### AUFGABE 1
Schreib aus dem Forumsbeitrag über Ordner in Eclipse den Abschnitt von „# Ordner erstellen“ bis einschließlich „irgendwelche Packages erstellen?“ wortgetreu ab.

### FORUMSBEITRAG
┌──
# Ordner erstellen zur besseren Übersicht in Eclipse



## babuschka (2. Dez 2004)

Hi!

ich habe ein kleines Problem... bzw ich weiss nicht ganz wie man das normal in Eclipse handhabt. 
Ich habe in Eclipse nun mein erstes grösseres Projekt. Ich habe in dem Projekt über 30 Dateien. Da diese alphabetisch im Package Explorer unteinander aufgelistet sind komme ich da manchmal durcheinander. Am liebsten hätte ich gerne "ähnliche Klassen" alle in mehreren  Unterordnern gesteckt die ich bei Bedarf aufklappen kann. 
Geht das denn so einfach? oder muss ich da irgendwelche Packages erstellen?

Gruß, 

Budinger


----------



## Wildcard (2. Dez 2004)

Die Packages verwaltet Eclipse automatisch.
Also einfach Ordner erstellen.
Wenn du da drin dann eine Klasse erstellst ist sie schon im richtigen Package.
└──
### ZU VERWENDENDE DATENSÄTZE
┌──
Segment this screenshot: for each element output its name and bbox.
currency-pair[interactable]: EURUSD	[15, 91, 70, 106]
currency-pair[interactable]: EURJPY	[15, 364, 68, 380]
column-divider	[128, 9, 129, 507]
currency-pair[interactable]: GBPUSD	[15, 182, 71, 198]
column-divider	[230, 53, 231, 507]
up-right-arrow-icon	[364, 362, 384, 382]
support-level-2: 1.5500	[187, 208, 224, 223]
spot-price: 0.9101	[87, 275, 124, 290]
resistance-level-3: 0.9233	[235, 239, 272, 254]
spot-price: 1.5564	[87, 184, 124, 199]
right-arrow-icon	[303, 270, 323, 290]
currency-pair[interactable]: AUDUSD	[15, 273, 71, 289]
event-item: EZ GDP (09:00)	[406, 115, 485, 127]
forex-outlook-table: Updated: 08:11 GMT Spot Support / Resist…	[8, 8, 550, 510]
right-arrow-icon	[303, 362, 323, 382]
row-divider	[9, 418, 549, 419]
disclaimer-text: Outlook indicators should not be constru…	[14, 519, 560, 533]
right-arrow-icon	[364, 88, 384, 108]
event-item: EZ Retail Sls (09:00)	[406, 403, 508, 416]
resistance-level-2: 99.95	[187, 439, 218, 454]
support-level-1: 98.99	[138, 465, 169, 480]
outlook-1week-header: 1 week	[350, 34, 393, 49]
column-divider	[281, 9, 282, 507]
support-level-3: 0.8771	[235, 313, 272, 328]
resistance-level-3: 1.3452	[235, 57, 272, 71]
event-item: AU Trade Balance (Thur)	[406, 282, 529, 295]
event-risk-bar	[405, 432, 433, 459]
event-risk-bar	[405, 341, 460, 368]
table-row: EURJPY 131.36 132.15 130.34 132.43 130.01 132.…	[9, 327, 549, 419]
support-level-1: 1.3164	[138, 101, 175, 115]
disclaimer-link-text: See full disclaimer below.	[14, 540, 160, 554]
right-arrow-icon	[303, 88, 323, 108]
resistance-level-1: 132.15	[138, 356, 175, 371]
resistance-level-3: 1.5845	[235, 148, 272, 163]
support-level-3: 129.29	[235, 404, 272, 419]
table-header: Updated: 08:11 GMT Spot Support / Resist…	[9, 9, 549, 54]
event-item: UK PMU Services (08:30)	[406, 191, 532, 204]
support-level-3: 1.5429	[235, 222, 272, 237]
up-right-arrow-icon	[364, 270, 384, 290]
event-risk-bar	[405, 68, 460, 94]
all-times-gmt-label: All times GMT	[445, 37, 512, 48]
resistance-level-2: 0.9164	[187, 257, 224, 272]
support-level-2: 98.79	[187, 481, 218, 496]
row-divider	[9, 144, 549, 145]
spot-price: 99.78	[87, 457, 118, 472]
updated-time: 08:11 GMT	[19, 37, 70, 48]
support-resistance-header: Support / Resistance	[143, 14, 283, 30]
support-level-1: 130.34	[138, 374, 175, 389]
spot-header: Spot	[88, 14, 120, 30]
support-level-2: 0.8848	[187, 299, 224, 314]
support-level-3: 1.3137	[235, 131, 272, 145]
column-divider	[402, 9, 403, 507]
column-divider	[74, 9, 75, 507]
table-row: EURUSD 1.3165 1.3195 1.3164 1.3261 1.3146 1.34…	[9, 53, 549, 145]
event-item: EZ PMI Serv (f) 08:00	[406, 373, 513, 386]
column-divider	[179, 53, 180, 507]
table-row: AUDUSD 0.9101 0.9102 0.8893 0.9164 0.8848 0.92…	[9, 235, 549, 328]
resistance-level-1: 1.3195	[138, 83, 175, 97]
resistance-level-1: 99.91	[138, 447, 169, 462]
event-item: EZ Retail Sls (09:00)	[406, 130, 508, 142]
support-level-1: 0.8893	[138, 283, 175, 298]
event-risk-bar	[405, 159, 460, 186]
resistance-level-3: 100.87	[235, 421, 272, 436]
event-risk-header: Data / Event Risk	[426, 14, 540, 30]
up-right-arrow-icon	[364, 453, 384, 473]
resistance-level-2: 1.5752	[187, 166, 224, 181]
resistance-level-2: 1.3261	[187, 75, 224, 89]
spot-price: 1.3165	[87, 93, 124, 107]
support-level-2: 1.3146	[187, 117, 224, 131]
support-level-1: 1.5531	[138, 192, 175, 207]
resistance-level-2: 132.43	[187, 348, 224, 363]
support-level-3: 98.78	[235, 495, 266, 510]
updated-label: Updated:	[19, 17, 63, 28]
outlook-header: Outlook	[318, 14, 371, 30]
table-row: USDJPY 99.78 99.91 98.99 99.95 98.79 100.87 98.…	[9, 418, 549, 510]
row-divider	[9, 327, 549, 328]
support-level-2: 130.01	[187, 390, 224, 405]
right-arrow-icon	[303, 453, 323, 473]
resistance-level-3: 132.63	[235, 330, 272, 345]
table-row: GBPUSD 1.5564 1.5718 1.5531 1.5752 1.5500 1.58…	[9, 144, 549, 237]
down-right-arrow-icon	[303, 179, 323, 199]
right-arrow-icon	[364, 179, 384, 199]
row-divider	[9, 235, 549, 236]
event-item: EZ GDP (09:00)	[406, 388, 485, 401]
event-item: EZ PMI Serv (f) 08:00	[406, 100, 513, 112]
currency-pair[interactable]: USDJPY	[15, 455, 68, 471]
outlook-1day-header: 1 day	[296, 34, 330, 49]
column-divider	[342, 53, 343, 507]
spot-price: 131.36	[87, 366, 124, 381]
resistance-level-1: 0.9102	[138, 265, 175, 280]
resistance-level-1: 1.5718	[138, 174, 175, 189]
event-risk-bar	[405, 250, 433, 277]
└──
### AUFGABE 2
Ändere in den Datensätzen den Abschnitt vom Anfang bis einschließlich der Zeile mit „275, 124, 290]“, indem du „column-divider“ durch „column-separator“ ersetzt. Gib nur diese Zeilen aus und lass alles andere darin unverändert.

### ANTWORT 1
# Ordner erstellen zur besseren Übersicht in Eclipse



## babuschka (2. Dez 2004)

Hi!

ich habe ein kleines Problem... bzw ich weiss nicht ganz wie man das normal in Eclipse handhabt. 
Ich habe in Eclipse nun mein erstes grösseres Projekt. Ich habe in dem Projekt über 30 Dateien. Da diese alphabetisch im Package Explorer unteinander aufgelistet sind komme ich da manchmal durcheinander. Am liebsten hätte ich gerne "ähnliche Klassen" alle in mehreren  Unterordnern gesteckt die ich bei Bedarf aufklappen kann. 
Geht das denn so einfach? oder muss ich da irgendwelche Packages erstellen?

### ANTWORT 2
Segment this screenshot: for each element output its name and bbox.
currency-pair[interactable]: EURUSD	[15, 91, 70, 106]
currency-pair[interactable]: EURJPY	[15, 364, 68, 380]
column-separator	[128, 9, 129, 507]
currency-pair[interactable]: GBPUSD	[15, 182, 71, 198]
column-separator	[230, 53, 231, 507]
up-right-arrow-icon	[364, 362, 384, 382]
support-level-2: 1.5500	[187, 208, 224, 223]
spot-price: 0.9101	[87, 275, 124, 290]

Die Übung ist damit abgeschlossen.